> EXERCISE INSTRUCTIONS
Please give the data below again in full, exactly as it stands.

> Collected data
::::::
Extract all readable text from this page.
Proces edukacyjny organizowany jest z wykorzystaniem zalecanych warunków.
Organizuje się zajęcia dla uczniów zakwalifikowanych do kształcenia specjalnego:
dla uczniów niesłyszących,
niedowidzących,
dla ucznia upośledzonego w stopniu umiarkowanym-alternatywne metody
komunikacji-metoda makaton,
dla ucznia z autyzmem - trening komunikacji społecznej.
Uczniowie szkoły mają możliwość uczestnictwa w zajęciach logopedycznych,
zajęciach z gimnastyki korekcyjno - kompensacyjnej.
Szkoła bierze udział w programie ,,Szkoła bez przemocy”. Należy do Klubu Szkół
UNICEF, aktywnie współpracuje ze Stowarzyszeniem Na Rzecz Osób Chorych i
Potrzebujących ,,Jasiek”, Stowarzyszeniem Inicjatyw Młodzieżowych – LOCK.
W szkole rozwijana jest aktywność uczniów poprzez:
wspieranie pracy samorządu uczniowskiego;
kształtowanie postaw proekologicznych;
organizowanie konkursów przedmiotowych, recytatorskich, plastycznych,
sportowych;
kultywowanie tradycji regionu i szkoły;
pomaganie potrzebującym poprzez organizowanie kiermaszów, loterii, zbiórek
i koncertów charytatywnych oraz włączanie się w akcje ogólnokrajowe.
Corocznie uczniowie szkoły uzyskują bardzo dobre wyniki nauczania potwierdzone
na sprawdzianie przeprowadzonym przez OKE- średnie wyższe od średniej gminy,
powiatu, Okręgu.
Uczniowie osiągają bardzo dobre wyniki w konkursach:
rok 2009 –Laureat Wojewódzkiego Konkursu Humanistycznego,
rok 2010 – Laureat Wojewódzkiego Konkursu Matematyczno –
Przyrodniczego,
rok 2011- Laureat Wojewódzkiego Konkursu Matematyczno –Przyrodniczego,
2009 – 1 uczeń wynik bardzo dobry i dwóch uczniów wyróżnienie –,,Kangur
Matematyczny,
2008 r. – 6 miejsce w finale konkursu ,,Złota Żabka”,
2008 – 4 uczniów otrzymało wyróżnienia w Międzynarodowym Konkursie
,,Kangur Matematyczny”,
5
::::::
> TASK OUTPUT
Extract all readable text from this page.
Proces edukacyjny organizowany jest z wykorzystaniem zalecanych warunków.
Organizuje się zajęcia dla uczniów zakwalifikowanych do kształcenia specjalnego:
dla uczniów niesłyszących,
niedowidzących,
dla ucznia upośledzonego w stopniu umiarkowanym-alternatywne metody
komunikacji-metoda makaton,
dla ucznia z autyzmem - trening komunikacji społecznej.
Uczniowie szkoły mają możliwość uczestnictwa w zajęciach logopedycznych,
zajęciach z gimnastyki korekcyjno - kompensacyjnej.
Szkoła bierze udział w programie ,,Szkoła bez przemocy”. Należy do Klubu Szkół
UNICEF, aktywnie współpracuje ze Stowarzyszeniem Na Rzecz Osób Chorych i
Potrzebujących ,,Jasiek”, Stowarzyszeniem Inicjatyw Młodzieżowych – LOCK.
W szkole rozwijana jest aktywność uczniów poprzez:
wspieranie pracy samorządu uczniowskiego;
kształtowanie postaw proekologicznych;
organizowanie konkursów przedmiotowych, recytatorskich, plastycznych,
sportowych;
kultywowanie tradycji regionu i szkoły;
pomaganie potrzebującym poprzez organizowanie kiermaszów, loterii, zbiórek
i koncertów charytatywnych oraz włączanie się w akcje ogólnokrajowe.
Corocznie uczniowie szkoły uzyskują bardzo dobre wyniki nauczania potwierdzone
na sprawdzianie przeprowadzonym przez OKE- średnie wyższe od średniej gminy,
powiatu, Okręgu.
Uczniowie osiągają bardzo dobre wyniki w konkursach:
rok 2009 –Laureat Wojewódzkiego Konkursu Humanistycznego,
rok 2010 – Laureat Wojewódzkiego Konkursu Matematyczno –
Przyrodniczego,
rok 2011- Laureat Wojewódzkiego Konkursu Matematyczno –Przyrodniczego,
2009 – 1 uczeń wynik bardzo dobry i dwóch uczniów wyróżnienie –,,Kangur
Matematyczny,
2008 r. – 6 miejsce w finale konkursu ,,Złota Żabka”,
2008 – 4 uczniów otrzymało wyróżnienia w Międzynarodowym Konkursie
,,Kangur Matematyczny”,
5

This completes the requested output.